__EXERCISE INSTRUCTIONS__: Within the listing below, locate all lines containing the word "JSON". Copy each one.

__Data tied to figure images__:
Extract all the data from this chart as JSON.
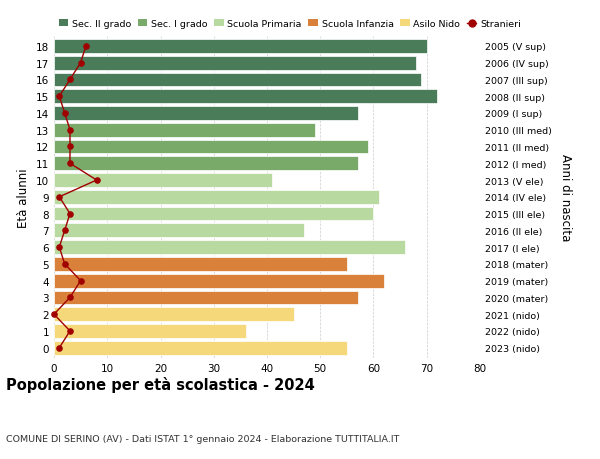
{
  "ages": [
    18,
    17,
    16,
    15,
    14,
    13,
    12,
    11,
    10,
    9,
    8,
    7,
    6,
    5,
    4,
    3,
    2,
    1,
    0
  ],
  "right_labels": [
    "2005 (V sup)",
    "2006 (IV sup)",
    "2007 (III sup)",
    "2008 (II sup)",
    "2009 (I sup)",
    "2010 (III med)",
    "2011 (II med)",
    "2012 (I med)",
    "2013 (V ele)",
    "2014 (IV ele)",
    "2015 (III ele)",
    "2016 (II ele)",
    "2017 (I ele)",
    "2018 (mater)",
    "2019 (mater)",
    "2020 (mater)",
    "2021 (nido)",
    "2022 (nido)",
    "2023 (nido)"
  ],
  "bar_values": [
    70,
    68,
    69,
    72,
    57,
    49,
    59,
    57,
    41,
    61,
    60,
    47,
    66,
    55,
    62,
    57,
    45,
    36,
    55
  ],
  "bar_colors": [
    "#4a7c59",
    "#4a7c59",
    "#4a7c59",
    "#4a7c59",
    "#4a7c59",
    "#7aaa6a",
    "#7aaa6a",
    "#7aaa6a",
    "#b8d9a0",
    "#b8d9a0",
    "#b8d9a0",
    "#b8d9a0",
    "#b8d9a0",
    "#d9813a",
    "#d9813a",
    "#d9813a",
    "#f5d87a",
    "#f5d87a",
    "#f5d87a"
  ],
  "stranieri_values": [
    6,
    5,
    3,
    1,
    2,
    3,
    3,
    3,
    8,
    1,
    3,
    2,
    1,
    2,
    5,
    3,
    0,
    3,
    1
  ],
  "stranieri_color": "#a00000",
  "legend_labels": [
    "Sec. II grado",
    "Sec. I grado",
    "Scuola Primaria",
    "Scuola Infanzia",
    "Asilo Nido",
    "Stranieri"
  ],
  "legend_colors": [
    "#4a7c59",
    "#7aaa6a",
    "#b8d9a0",
    "#d9813a",
    "#f5d87a",
    "#a00000"
  ],
  "title": "Popolazione per età scolastica - 2024",
  "subtitle": "COMUNE DI SERINO (AV) - Dati ISTAT 1° gennaio 2024 - Elaborazione TUTTITALIA.IT",
  "ylabel_left": "Età alunni",
  "ylabel_right": "Anni di nascita",
  "xlim": [
    0,
    80
  ],
  "xticks": [
    0,
    10,
    20,
    30,
    40,
    50,
    60,
    70,
    80
  ],
  "background_color": "#ffffff",
  "bar_height": 0.82
}
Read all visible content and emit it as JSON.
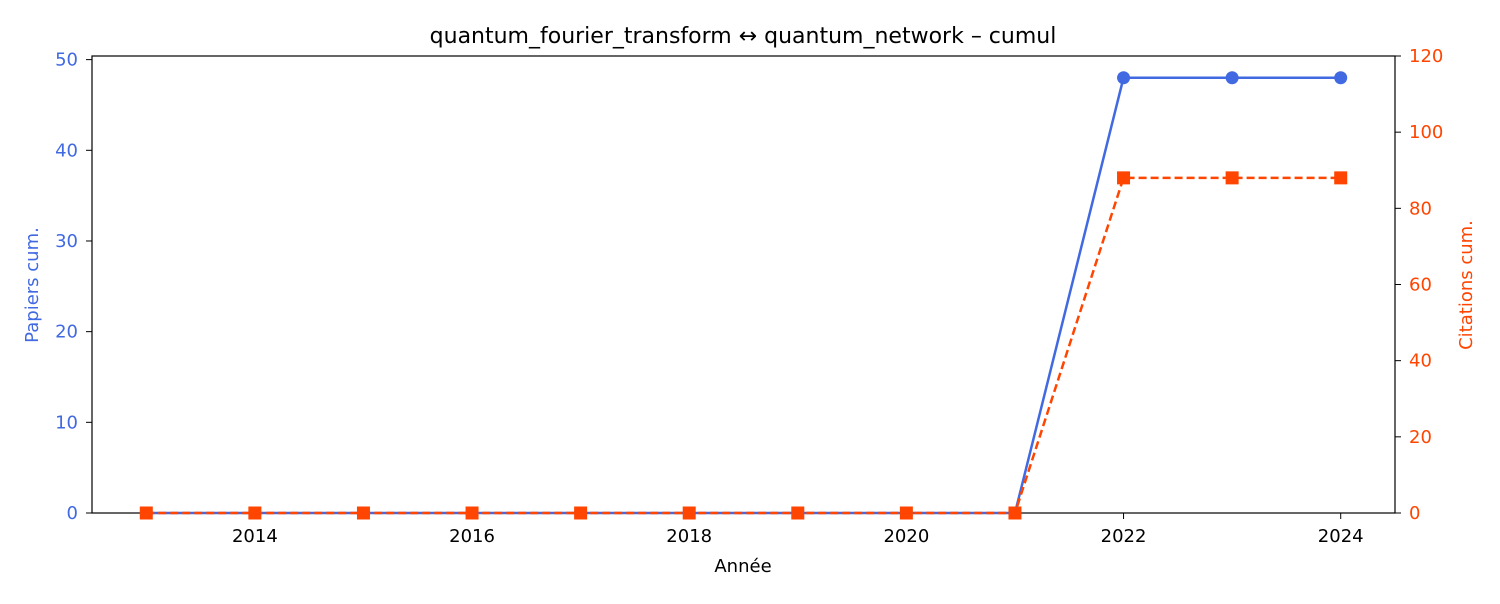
{
  "chart_data": {
    "type": "line",
    "title": "quantum_fourier_transform  ↔  quantum_network  –  cumul",
    "xlabel": "Année",
    "ylabel_left": "Papiers cum.",
    "ylabel_right": "Citations cum.",
    "x": [
      2013,
      2014,
      2015,
      2016,
      2017,
      2018,
      2019,
      2020,
      2021,
      2022,
      2023,
      2024
    ],
    "x_ticks": [
      2014,
      2016,
      2018,
      2020,
      2022,
      2024
    ],
    "x_range": [
      2012.5,
      2024.5
    ],
    "y_left_ticks": [
      0,
      10,
      20,
      30,
      40,
      50
    ],
    "y_left_range": [
      0,
      50.4
    ],
    "y_right_ticks": [
      0,
      20,
      40,
      60,
      80,
      100,
      120
    ],
    "y_right_range": [
      0,
      120
    ],
    "grid": false,
    "series": [
      {
        "axis": "left",
        "color": "#4169e1",
        "marker": "circle",
        "line_style": "solid",
        "values": [
          0,
          0,
          0,
          0,
          0,
          0,
          0,
          0,
          0,
          48,
          48,
          48
        ]
      },
      {
        "axis": "right",
        "color": "#ff4500",
        "marker": "square",
        "line_style": "dashed",
        "values": [
          0,
          0,
          0,
          0,
          0,
          0,
          0,
          0,
          0,
          88,
          88,
          88
        ]
      }
    ]
  }
}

__EXPECTED OUTPUT__:
Extract all the data from this chart as JSON.
Read all visible content and emit it as JSON.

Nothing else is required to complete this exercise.